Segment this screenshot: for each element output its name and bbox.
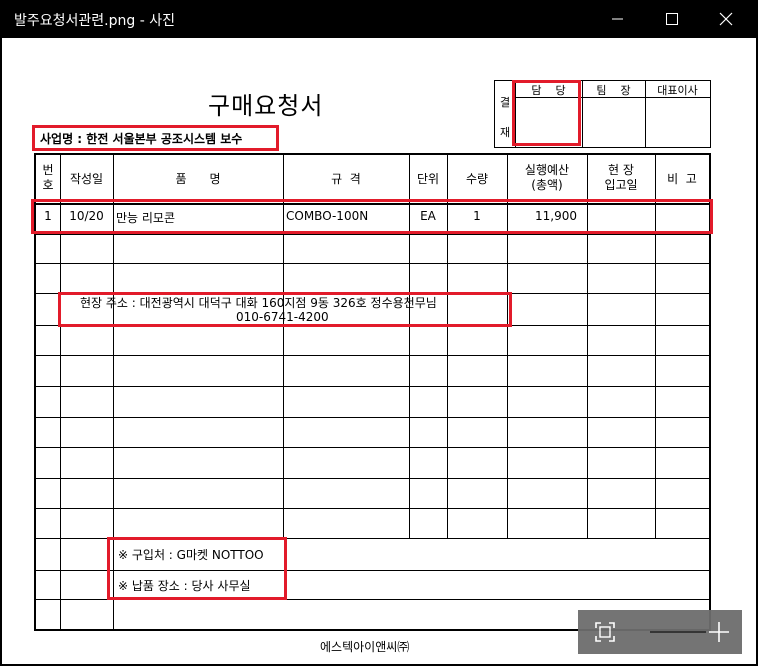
address-highlight [58, 292, 512, 327]
maximize-icon [666, 13, 678, 25]
approval-ceo-label: 대표이사 [657, 84, 698, 97]
maximize-button[interactable] [648, 0, 696, 38]
zoom-slider[interactable] [650, 631, 706, 633]
header-unit: 단위 [416, 172, 440, 186]
header-no-bottom: 호 [42, 178, 54, 192]
supplier-highlight [107, 537, 287, 600]
company-name: 에스텍아이앤씨㈜ [320, 640, 410, 654]
header-date: 작성일 [69, 172, 104, 186]
header-remarks: 비 고 [667, 172, 697, 186]
approval-highlight [512, 80, 581, 146]
row-highlight [31, 199, 713, 234]
plus-icon [709, 622, 729, 642]
minimize-icon [612, 18, 623, 20]
fit-to-window-icon [595, 622, 615, 642]
header-budget-bottom: (총액) [531, 178, 563, 192]
close-button[interactable] [702, 0, 750, 38]
project-highlight [32, 125, 279, 151]
approval-side-bottom: 재 [500, 126, 511, 139]
zoom-in-button[interactable] [706, 619, 732, 645]
header-item: 품 명 [175, 172, 221, 186]
header-site-bottom: 입고일 [604, 178, 638, 192]
header-site-top: 현 장 [608, 163, 634, 177]
minimize-button[interactable] [594, 0, 642, 38]
approval-teamlead-label: 팀 장 [596, 84, 631, 97]
approval-side-top: 결 [500, 96, 511, 109]
title-bar: 발주요청서관련.png - 사진 [0, 0, 758, 38]
document-title: 구매요청서 [208, 92, 324, 120]
header-budget-top: 실행예산 [524, 163, 570, 177]
header-qty: 수량 [465, 172, 489, 186]
header-spec: 규 격 [331, 172, 361, 186]
zoom-toolbar [578, 610, 742, 654]
fit-to-window-button[interactable] [594, 621, 616, 643]
header-no-top: 번 [42, 163, 54, 177]
window-title: 발주요청서관련.png - 사진 [14, 13, 175, 29]
close-icon [719, 12, 733, 26]
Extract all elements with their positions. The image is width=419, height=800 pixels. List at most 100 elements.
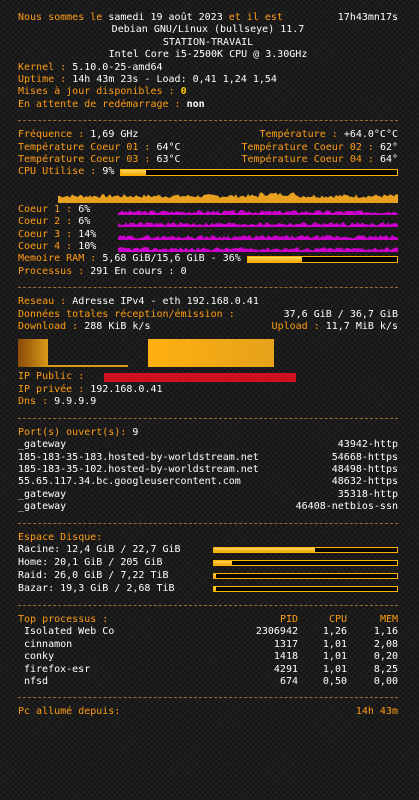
public-ip-label: IP Public :	[18, 371, 85, 383]
proc-name: nfsd	[24, 675, 49, 687]
uptime-footer: Pc allumé depuis: 14h 43m	[18, 706, 398, 718]
divider	[18, 287, 398, 289]
core-temps-line-2: Température Coeur 03 : 63°C Température …	[18, 154, 398, 166]
disk-bar	[213, 586, 398, 593]
port-service: 48632-https	[331, 476, 398, 488]
upload-graph	[148, 339, 274, 368]
uptime-line: Uptime : 14h 43m 23s - Load: 0,41 1,24 1…	[18, 74, 398, 86]
time-value: 17h43mn17s	[337, 12, 398, 23]
core3-temp-value: 63°C	[156, 154, 181, 166]
port-host: 185-183-35-183.hosted-by-worldstream.net	[18, 451, 259, 463]
date-lead: Nous sommes le	[18, 12, 103, 23]
proc-name: Isolated Web Co	[24, 626, 115, 638]
core3-temp-label: Température Coeur 03 :	[18, 154, 151, 166]
dns-value: 9.9.9.9	[54, 396, 97, 408]
proc-pid: 2306942	[255, 626, 298, 638]
core1-temp-value: 64°C	[156, 141, 181, 153]
ram-value: 5,68 GiB/15,6 GiB - 36%	[102, 253, 241, 265]
ports-header: Port(s) ouvert(s): 9	[18, 427, 398, 439]
proc-mem: 0,20	[373, 651, 398, 663]
port-service: 35318-http	[337, 488, 398, 500]
private-ip-value: 192.168.0.41	[90, 383, 163, 395]
proc-name: conky	[24, 651, 55, 663]
proc-label: Processus :	[18, 265, 85, 277]
public-ip-line: IP Public :	[18, 371, 398, 383]
temp-label: Température :	[259, 129, 338, 141]
core-graphs: Coeur 1 : 6% Coeur 2 : 6% Coeur 3 : 14% …	[18, 204, 398, 254]
cpu-usage-line: CPU Utilise : 9%	[18, 166, 398, 178]
core-label: Coeur 3 :	[18, 228, 73, 240]
date-value: samedi 19 août 2023	[108, 12, 223, 23]
core-graph	[118, 247, 398, 253]
proc-pid: 4291	[273, 663, 298, 675]
top-label: Top processus :	[18, 613, 109, 625]
core4-temp-label: Température Coeur 04 :	[241, 154, 374, 166]
proc-pid: 1317	[273, 638, 298, 650]
disk-bar-fill	[214, 574, 216, 579]
net-totals-line: Données totales réception/émission : 37,6…	[18, 309, 398, 321]
cpu-usage-value: 9%	[102, 166, 115, 178]
proc-cpu: 1,01	[322, 663, 347, 675]
port-row: _gateway 35318-http	[18, 489, 398, 501]
reboot-value: non	[186, 98, 205, 110]
disk-text: Bazar: 19,3 GiB / 2,68 TiB	[18, 583, 175, 595]
disk-text: Raid: 26,0 GiB / 7,22 TiB	[18, 570, 169, 582]
proc-mem: 8,25	[373, 663, 398, 675]
upload-graph-area	[148, 339, 274, 368]
net-totals-value: 37,6 GiB / 36,7 GiB	[283, 308, 398, 320]
table-row: nfsd 674 0,50 0,00	[18, 676, 398, 688]
uptime-value: 14h 43m 23s - Load: 0,41 1,24 1,54	[72, 74, 277, 86]
port-row: 185-183-35-183.hosted-by-worldstream.net…	[18, 452, 398, 464]
port-service: 46408-netbios-ssn	[295, 501, 398, 513]
core-history-area	[118, 247, 398, 253]
ports-label: Port(s) ouvert(s):	[18, 426, 127, 438]
proc-pid: 674	[279, 675, 298, 687]
core-row: Coeur 4 : 10%	[18, 241, 398, 253]
table-row: conky 1418 1,01 0,20	[18, 651, 398, 663]
disk-bar-fill	[214, 548, 315, 553]
dns-line: Dns : 9.9.9.9	[18, 396, 398, 408]
ram-label: Memoire RAM :	[18, 253, 97, 265]
cpu-usage-bar-fill	[121, 170, 147, 176]
core4-temp-value: 64°	[379, 154, 398, 166]
freq-temp-line: Fréquence : 1,69 GHz Température : +64.0…	[18, 129, 398, 141]
running-value: 0	[180, 265, 187, 277]
dns-label: Dns :	[18, 396, 49, 408]
disk-label: Espace Disque:	[18, 531, 103, 543]
port-host: _gateway	[18, 439, 67, 451]
core-graph	[118, 210, 398, 216]
proc-pid: 1418	[273, 651, 298, 663]
private-ip-line: IP privée : 192.168.0.41	[18, 384, 398, 396]
net-graphs	[18, 339, 398, 368]
proc-name: cinnamon	[24, 638, 73, 650]
ram-bar	[246, 256, 398, 264]
time-lead: et il est	[228, 12, 283, 23]
footer-label: Pc allumé depuis:	[18, 706, 121, 718]
top-header-row: Top processus : PID CPU MEM	[18, 614, 398, 626]
proc-cpu: 0,50	[322, 675, 347, 687]
net-speed-line: Download : 288 KiB k/s Upload : 11,7 MiB…	[18, 321, 398, 333]
port-service: 43942-http	[337, 439, 398, 451]
col-cpu: CPU	[328, 613, 347, 625]
proc-cpu: 1,01	[322, 638, 347, 650]
kernel-line: Kernel : 5.10.0-25-amd64	[18, 62, 398, 74]
core-graph	[118, 222, 398, 228]
core-row: Coeur 1 : 6%	[18, 204, 398, 216]
core-history-area	[118, 210, 398, 216]
uptime-label: Uptime :	[18, 74, 67, 86]
core-label: Coeur 1 :	[18, 203, 73, 215]
net-totals-label: Données totales réception/émission :	[18, 308, 235, 320]
ports-count: 9	[132, 426, 139, 438]
proc-mem: 2,08	[373, 638, 398, 650]
freq-value: 1,69 GHz	[90, 129, 139, 141]
port-row: 185-183-35-102.hosted-by-worldstream.net…	[18, 464, 398, 476]
disk-row: Racine: 12,4 GiB / 22,7 GiB	[18, 544, 398, 557]
download-label: Download :	[18, 321, 79, 333]
upload-label: Upload :	[271, 321, 320, 333]
private-ip-label: IP privée :	[18, 383, 85, 395]
conky-panel: Nous sommes le samedi 19 août 2023 et il…	[18, 12, 398, 719]
proc-cpu: 1,01	[322, 651, 347, 663]
core-temps-line-1: Température Coeur 01 : 64°C Température …	[18, 142, 398, 154]
table-row: cinnamon 1317 1,01 2,08	[18, 639, 398, 651]
core2-temp-label: Température Coeur 02 :	[241, 141, 374, 153]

Stated goal: Rewrite the lines of the records as a numbered list, without blank lines, beginning at the line that contains "address-highlight [58, 292, 512, 327]" and stopping after the line that contains "header-spec: 규 격 [331, 172, 361, 186]".

Exercise solution:
1. address-highlight [58, 292, 512, 327]
2. maximize-icon [666, 13, 678, 25]
3. approval-ceo-label: 대표이사 [657, 84, 698, 97]
4. maximize-button[interactable] [648, 0, 696, 38]
5. zoom-slider[interactable] [650, 631, 706, 633]
6. header-unit: 단위 [416, 172, 440, 186]
7. header-no-bottom: 호 [42, 178, 54, 192]
8. supplier-highlight [107, 537, 287, 600]
9. company-name: 에스텍아이앤씨㈜ [320, 640, 410, 654]
10. header-date: 작성일 [69, 172, 104, 186]
11. header-remarks: 비 고 [667, 172, 697, 186]
12. approval-highlight [512, 80, 581, 146]
13. row-highlight [31, 199, 713, 234]
14. plus-icon [709, 622, 729, 642]
15. minimize-icon [612, 18, 623, 20]
16. fit-to-window-icon [595, 622, 615, 642]
17. header-budget-bottom: (총액) [531, 178, 563, 192]
18. close-button[interactable] [702, 0, 750, 38]
19. project-highlight [32, 125, 279, 151]
20. approval-side-bottom: 재 [500, 126, 511, 139]
21. zoom-in-button[interactable] [706, 619, 732, 645]
22. header-item: 품 명 [175, 172, 221, 186]
23. header-site-bottom: 입고일 [604, 178, 638, 192]
24. header-site-top: 현 장 [608, 163, 634, 177]
25. minimize-button[interactable] [594, 0, 642, 38]
26. approval-teamlead-label: 팀 장 [596, 84, 631, 97]
27. approval-side-top: 결 [500, 96, 511, 109]
28. title-bar: 발주요청서관련.png - 사진 [0, 0, 758, 38]
29. document-title: 구매요청서 [208, 92, 324, 120]
30. header-budget-top: 실행예산 [524, 163, 570, 177]
31. header-qty: 수량 [465, 172, 489, 186]
32. header-spec: 규 격 [331, 172, 361, 186]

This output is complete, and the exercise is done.